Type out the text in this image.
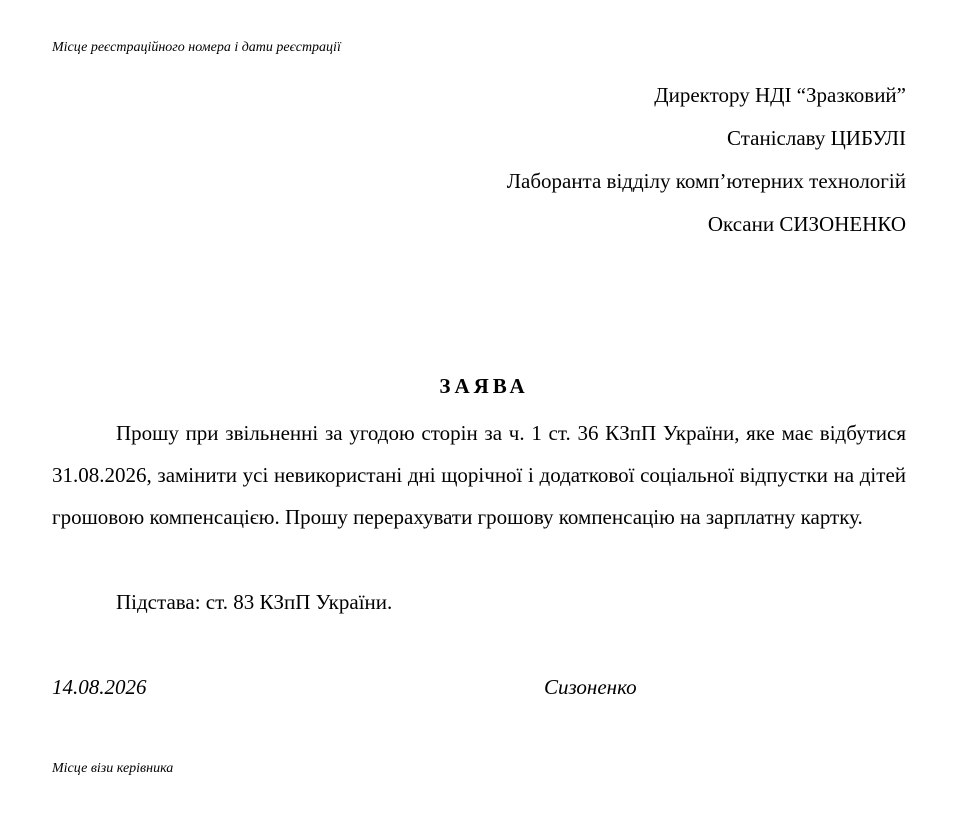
Місце реєстраційного номера і дати реєстрації
Директору НДІ “Зразковий”
Станіславу ЦИБУЛІ
Лаборанта відділу комп’ютерних технологій
Оксани СИЗОНЕНКО
ЗАЯВА

Прошу при звільненні за угодою сторін за ч. 1 ст. 36 КЗпП України, яке має відбутися 31.08.2026, замінити усі невикористані дні щорічної і додаткової соціальної відпустки на дітей грошовою компенсацією. Прошу перерахувати грошову компенсацію на зарплатну картку.

Підстава: ст. 83 КЗпП України.
14.08.2026	Сизоненко
Місце візи керівника
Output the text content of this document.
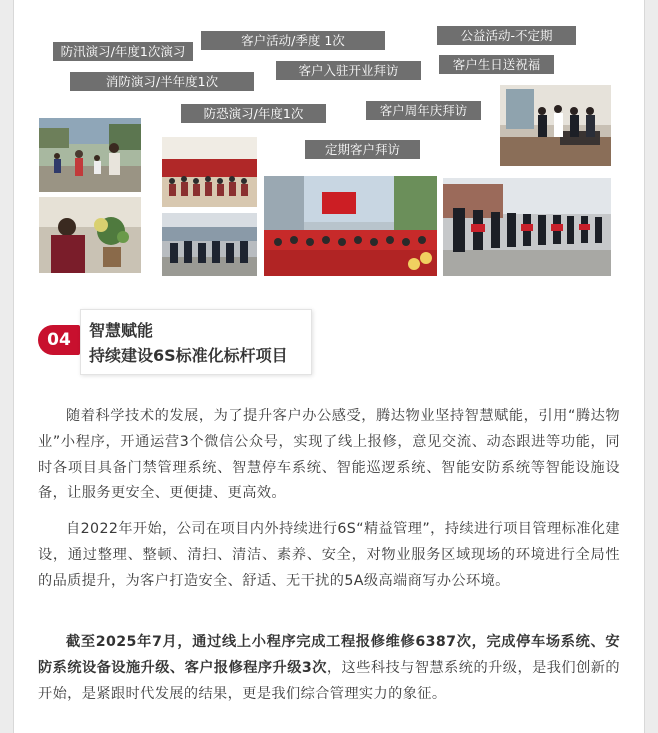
防汛演习/年度1次演习
客户活动/季度 1次	公益活动-不定期
消防演习/半年度1次
客户入驻开业拜访	客户生日送祝福
防恐演习/年度1次	客户周年庆拜访
定期客户拜访
04	智慧赋能
持续建设6S标准化标杆项目

随着科学技术的发展，为了提升客户办公感受，腾达物业坚持智慧赋能，引用“腾达物业”小程序，开通运营3个微信公众号，实现了线上报修，意见交流、动态跟进等功能，同时各项目具备门禁管理系统、智慧停车系统、智能巡逻系统、智能安防系统等智能设施设备，让服务更安全、更便捷、更高效。

自2022年开始，公司在项目内外持续进行6S“精益管理”，持续进行项目管理标准化建设，通过整理、整顿、清扫、清洁、素养、安全，对物业服务区域现场的环境进行全局性的品质提升，为客户打造安全、舒适、无干扰的5A级高端商写办公环境。

截至2025年7月，通过线上小程序完成工程报修维修6387次，完成停车场系统、安防系统设备设施升级、客户报修程序升级3次，这些科技与智慧系统的升级，是我们创新的开始，是紧跟时代发展的结果，更是我们综合管理实力的象征。
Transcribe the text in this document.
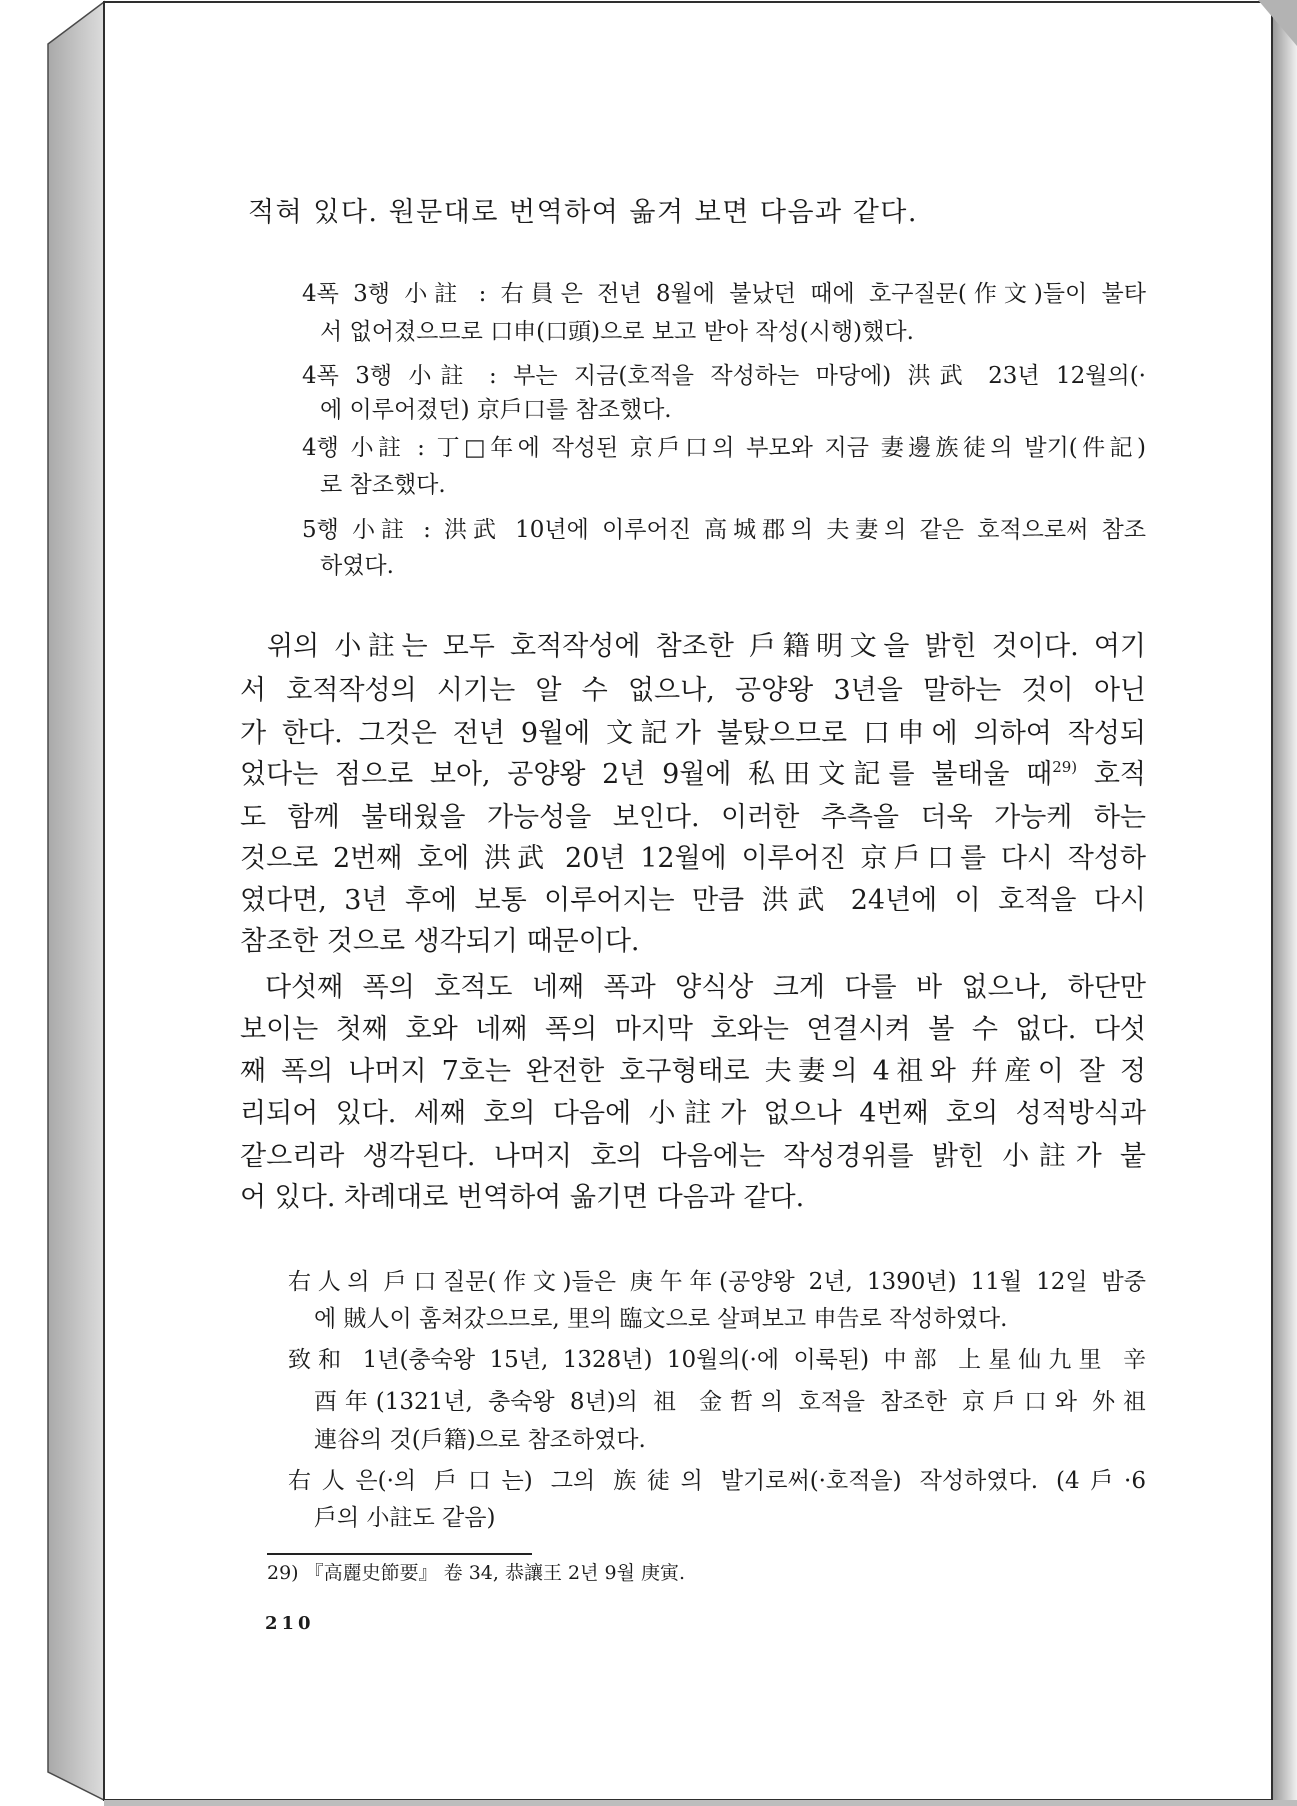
적혀 있다. 원문대로 번역하여 옮겨 보면 다음과 같다.
4폭 3행 小註 : 右員은 전년 8월에 불났던 때에 호구질문(作文)들이 불타
서 없어졌으므로 口申(口頭)으로 보고 받아 작성(시행)했다.
4폭 3행 小註 : 부는 지금(호적을 작성하는 마당에) 洪武 23년 12월의(·
에 이루어졌던) 京戶口를 참조했다.
4행 小註 : 丁□年에 작성된 京戶口의 부모와 지금 妻邊族徒의 발기(件記)
로 참조했다.
5행 小註 : 洪武 10년에 이루어진 高城郡의 夫妻의 같은 호적으로써 참조
하였다.
위의 小註는 모두 호적작성에 참조한 戶籍明文을 밝힌 것이다. 여기
서 호적작성의 시기는 알 수 없으나, 공양왕 3년을 말하는 것이 아닌
가 한다. 그것은 전년 9월에 文記가 불탔으므로 口申에 의하여 작성되
었다는 점으로 보아, 공양왕 2년 9월에 私田文記를 불태울 때$^{29)}$ 호적
도 함께 불태웠을 가능성을 보인다. 이러한 추측을 더욱 가능케 하는
것으로 2번째 호에 洪武 20년 12월에 이루어진 京戶口를 다시 작성하
였다면, 3년 후에 보통 이루어지는 만큼 洪武 24년에 이 호적을 다시
참조한 것으로 생각되기 때문이다.
다섯째 폭의 호적도 네째 폭과 양식상 크게 다를 바 없으나, 하단만
보이는 첫째 호와 네째 폭의 마지막 호와는 연결시켜 볼 수 없다. 다섯
째 폭의 나머지 7호는 완전한 호구형태로 夫妻의 4祖와 幷産이 잘 정
리되어 있다. 세째 호의 다음에 小註가 없으나 4번째 호의 성적방식과
같으리라 생각된다. 나머지 호의 다음에는 작성경위를 밝힌 小註가 붙
어 있다. 차례대로 번역하여 옮기면 다음과 같다.
右人의 戶口질문(作文)들은 庚午年(공양왕 2년, 1390년) 11월 12일 밤중
에 賊人이 훔쳐갔으므로, 里의 臨文으로 살펴보고 申告로 작성하였다.
致和 1년(충숙왕 15년, 1328년) 10월의(·에 이룩된) 中部 上星仙九里 辛
酉年(1321년, 충숙왕 8년)의 祖 金哲의 호적을 참조한 京戶口와 外祖
連谷의 것(戶籍)으로 참조하였다.
右人은(·의 戶口는) 그의 族徒의 발기로써(·호적을) 작성하였다. (4戶·6
戶의 小註도 같음)
29) 『高麗史節要』 卷 34, 恭讓王 2년 9월 庚寅.
210
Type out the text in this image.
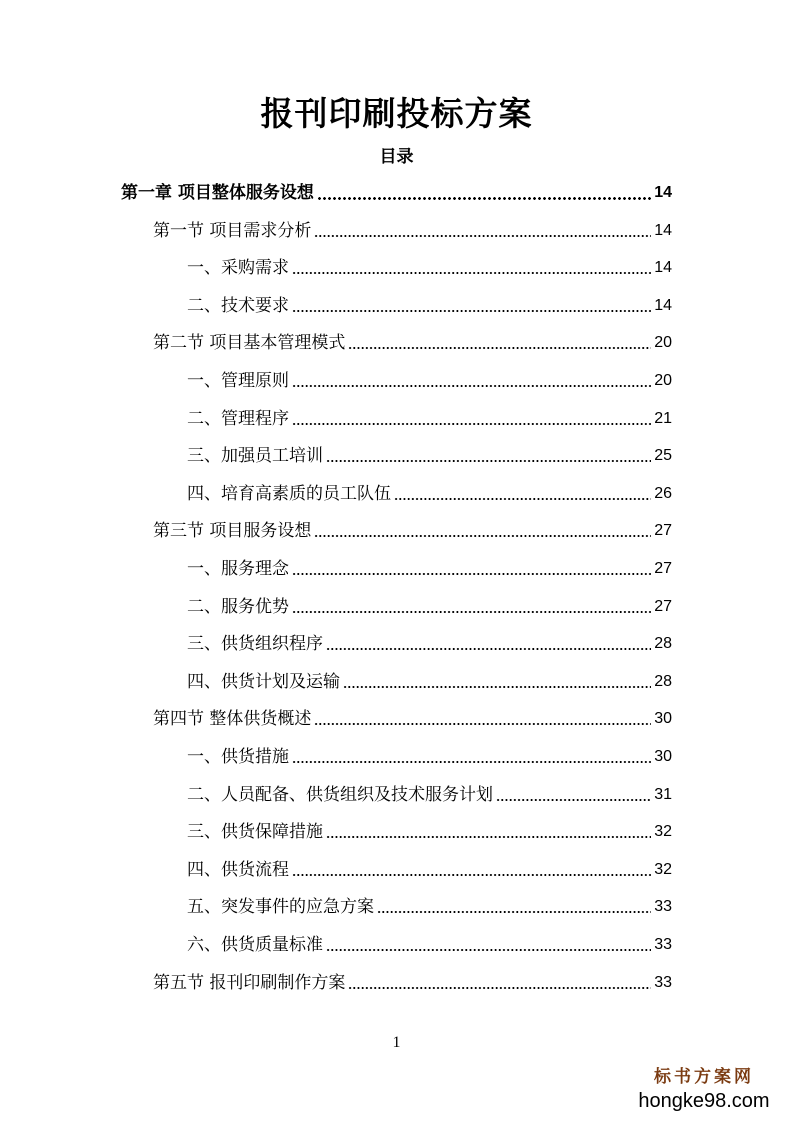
报刊印刷投标方案
目录
第一章 项目整体服务设想	14
第一节 项目需求分析	14
一、采购需求	14
二、技术要求	14
第二节 项目基本管理模式	20
一、管理原则	20
二、管理程序	21
三、加强员工培训	25
四、培育高素质的员工队伍	26
第三节 项目服务设想	27
一、服务理念	27
二、服务优势	27
三、供货组织程序	28
四、供货计划及运输	28
第四节 整体供货概述	30
一、供货措施	30
二、人员配备、供货组织及技术服务计划	31
三、供货保障措施	32
四、供货流程	32
五、突发事件的应急方案	33
六、供货质量标准	33
第五节 报刊印刷制作方案	33
1
标书方案网
hongke98.com
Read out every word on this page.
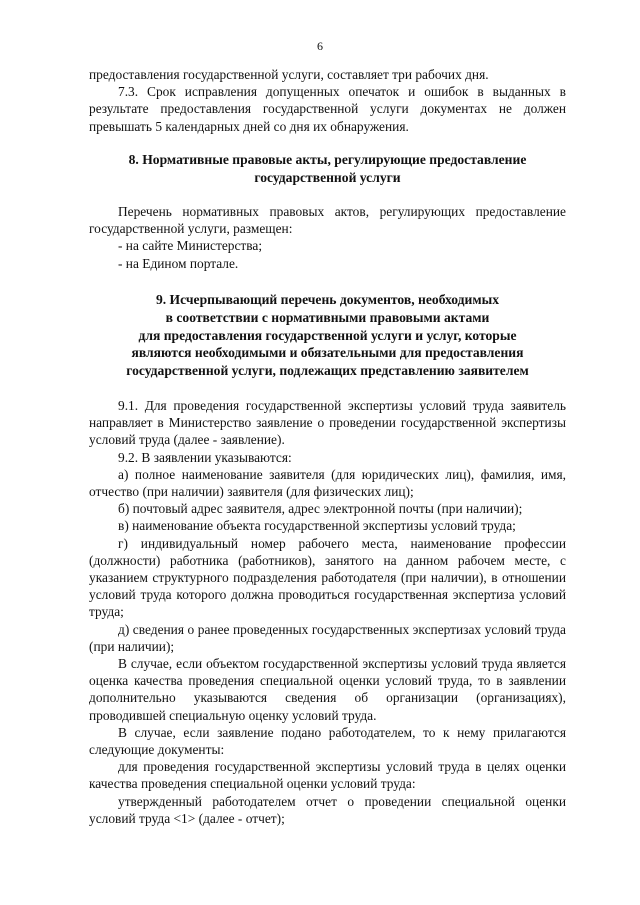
6

предоставления государственной услуги, составляет три рабочих дня.

7.3. Срок исправления допущенных опечаток и ошибок в выданных в результате предоставления государственной услуги документах не должен превышать 5 календарных дней со дня их обнаружения.

8. Нормативные правовые акты, регулирующие предоставление
государственной услуги

Перечень нормативных правовых актов, регулирующих предоставление государственной услуги, размещен:

- на сайте Министерства;

- на Едином портале.

9. Исчерпывающий перечень документов, необходимых
в соответствии с нормативными правовыми актами
для предоставления государственной услуги и услуг, которые
являются необходимыми и обязательными для предоставления
государственной услуги, подлежащих представлению заявителем

9.1. Для проведения государственной экспертизы условий труда заявитель направляет в Министерство заявление о проведении государственной экспертизы условий труда (далее - заявление).

9.2. В заявлении указываются:

а) полное наименование заявителя (для юридических лиц), фамилия, имя, отчество (при наличии) заявителя (для физических лиц);

б) почтовый адрес заявителя, адрес электронной почты (при наличии);

в) наименование объекта государственной экспертизы условий труда;

г) индивидуальный номер рабочего места, наименование профессии (должности) работника (работников), занятого на данном рабочем месте, с указанием структурного подразделения работодателя (при наличии), в отношении условий труда которого должна проводиться государственная экспертиза условий труда;

д) сведения о ранее проведенных государственных экспертизах условий труда (при наличии);

В случае, если объектом государственной экспертизы условий труда является оценка качества проведения специальной оценки условий труда, то в заявлении дополнительно указываются сведения об организации (организациях), проводившей специальную оценку условий труда.

В случае, если заявление подано работодателем, то к нему прилагаются следующие документы:

для проведения государственной экспертизы условий труда в целях оценки качества проведения специальной оценки условий труда:

утвержденный работодателем отчет о проведении специальной оценки условий труда <1> (далее - отчет);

= = = =

→ **Task statement**
Write out the listing above exactly as it stands, pictures excluded.

→ **Finished exercise**
Type out the text in this image.
Місце реєстраційного номера і дати реєстрації
Директору НДІ “Зразковий”
Станіславу ЦИБУЛІ
Лаборанта відділу комп’ютерних технологій
Оксани СИЗОНЕНКО
ЗАЯВА

Прошу при звільненні за угодою сторін за ч. 1 ст. 36 КЗпП України, яке має відбутися 31.08.2026, замінити усі невикористані дні щорічної і додаткової соціальної відпустки на дітей грошовою компенсацією. Прошу перерахувати грошову компенсацію на зарплатну картку.

Підстава: ст. 83 КЗпП України.
14.08.2026	Сизоненко
Місце візи керівника
Output the text content of this document.
防汛演习/年度1次演习
客户活动/季度 1次	公益活动-不定期
消防演习/半年度1次
客户入驻开业拜访	客户生日送祝福
防恐演习/年度1次	客户周年庆拜访
定期客户拜访
04	智慧赋能
持续建设6S标准化标杆项目

随着科学技术的发展，为了提升客户办公感受，腾达物业坚持智慧赋能，引用“腾达物业”小程序，开通运营3个微信公众号，实现了线上报修，意见交流、动态跟进等功能，同时各项目具备门禁管理系统、智慧停车系统、智能巡逻系统、智能安防系统等智能设施设备，让服务更安全、更便捷、更高效。

自2022年开始，公司在项目内外持续进行6S“精益管理”，持续进行项目管理标准化建设，通过整理、整顿、清扫、清洁、素养、安全，对物业服务区域现场的环境进行全局性的品质提升，为客户打造安全、舒适、无干扰的5A级高端商写办公环境。

截至2025年7月，通过线上小程序完成工程报修维修6387次，完成停车场系统、安防系统设备设施升级、客户报修程序升级3次，这些科技与智慧系统的升级，是我们创新的开始，是紧跟时代发展的结果，更是我们综合管理实力的象征。
Transcribe the text in this document.
적혀 있다. 원문대로 번역하여 옮겨 보면 다음과 같다.
4폭 3행 小註 : 右員은 전년 8월에 불났던 때에 호구질문(作文)들이 불타
서 없어졌으므로 口申(口頭)으로 보고 받아 작성(시행)했다.
4폭 3행 小註 : 부는 지금(호적을 작성하는 마당에) 洪武 23년 12월의(·
에 이루어졌던) 京戶口를 참조했다.
4행 小註 : 丁□年에 작성된 京戶口의 부모와 지금 妻邊族徒의 발기(件記)
로 참조했다.
5행 小註 : 洪武 10년에 이루어진 高城郡의 夫妻의 같은 호적으로써 참조
하였다.
위의 小註는 모두 호적작성에 참조한 戶籍明文을 밝힌 것이다. 여기
서 호적작성의 시기는 알 수 없으나, 공양왕 3년을 말하는 것이 아닌
가 한다. 그것은 전년 9월에 文記가 불탔으므로 口申에 의하여 작성되
었다는 점으로 보아, 공양왕 2년 9월에 私田文記를 불태울 때$^{29)}$ 호적
도 함께 불태웠을 가능성을 보인다. 이러한 추측을 더욱 가능케 하는
것으로 2번째 호에 洪武 20년 12월에 이루어진 京戶口를 다시 작성하
였다면, 3년 후에 보통 이루어지는 만큼 洪武 24년에 이 호적을 다시
참조한 것으로 생각되기 때문이다.
다섯째 폭의 호적도 네째 폭과 양식상 크게 다를 바 없으나, 하단만
보이는 첫째 호와 네째 폭의 마지막 호와는 연결시켜 볼 수 없다. 다섯
째 폭의 나머지 7호는 완전한 호구형태로 夫妻의 4祖와 幷産이 잘 정
리되어 있다. 세째 호의 다음에 小註가 없으나 4번째 호의 성적방식과
같으리라 생각된다. 나머지 호의 다음에는 작성경위를 밝힌 小註가 붙
어 있다. 차례대로 번역하여 옮기면 다음과 같다.
右人의 戶口질문(作文)들은 庚午年(공양왕 2년, 1390년) 11월 12일 밤중
에 賊人이 훔쳐갔으므로, 里의 臨文으로 살펴보고 申告로 작성하였다.
致和 1년(충숙왕 15년, 1328년) 10월의(·에 이룩된) 中部 上星仙九里 辛
酉年(1321년, 충숙왕 8년)의 祖 金哲의 호적을 참조한 京戶口와 外祖
連谷의 것(戶籍)으로 참조하였다.
右人은(·의 戶口는) 그의 族徒의 발기로써(·호적을) 작성하였다. (4戶·6
戶의 小註도 같음)
29) 『高麗史節要』 卷 34, 恭讓王 2년 9월 庚寅.
210
Type out the text in this image.
报刊印刷投标方案
目录
第一章 项目整体服务设想	14
第一节 项目需求分析	14
一、采购需求	14
二、技术要求	14
第二节 项目基本管理模式	20
一、管理原则	20
二、管理程序	21
三、加强员工培训	25
四、培育高素质的员工队伍	26
第三节 项目服务设想	27
一、服务理念	27
二、服务优势	27
三、供货组织程序	28
四、供货计划及运输	28
第四节 整体供货概述	30
一、供货措施	30
二、人员配备、供货组织及技术服务计划	31
三、供货保障措施	32
四、供货流程	32
五、突发事件的应急方案	33
六、供货质量标准	33
第五节 报刊印刷制作方案	33
1
标书方案网
hongke98.com
Read out every word on this page.
6

предоставления государственной услуги, составляет три рабочих дня.

7.3. Срок исправления допущенных опечаток и ошибок в выданных в результате предоставления государственной услуги документах не должен превышать 5 календарных дней со дня их обнаружения.

8. Нормативные правовые акты, регулирующие предоставление
государственной услуги

Перечень нормативных правовых актов, регулирующих предоставление государственной услуги, размещен:

- на сайте Министерства;

- на Едином портале.

9. Исчерпывающий перечень документов, необходимых
в соответствии с нормативными правовыми актами
для предоставления государственной услуги и услуг, которые
являются необходимыми и обязательными для предоставления
государственной услуги, подлежащих представлению заявителем

9.1. Для проведения государственной экспертизы условий труда заявитель направляет в Министерство заявление о проведении государственной экспертизы условий труда (далее - заявление).

9.2. В заявлении указываются:

а) полное наименование заявителя (для юридических лиц), фамилия, имя, отчество (при наличии) заявителя (для физических лиц);

б) почтовый адрес заявителя, адрес электронной почты (при наличии);

в) наименование объекта государственной экспертизы условий труда;

г) индивидуальный номер рабочего места, наименование профессии (должности) работника (работников), занятого на данном рабочем месте, с указанием структурного подразделения работодателя (при наличии), в отношении условий труда которого должна проводиться государственная экспертиза условий труда;

д) сведения о ранее проведенных государственных экспертизах условий труда (при наличии);

В случае, если объектом государственной экспертизы условий труда является оценка качества проведения специальной оценки условий труда, то в заявлении дополнительно указываются сведения об организации (организациях), проводившей специальную оценку условий труда.

В случае, если заявление подано работодателем, то к нему прилагаются следующие документы:

для проведения государственной экспертизы условий труда в целях оценки качества проведения специальной оценки условий труда:

утвержденный работодателем отчет о проведении специальной оценки условий труда <1> (далее - отчет);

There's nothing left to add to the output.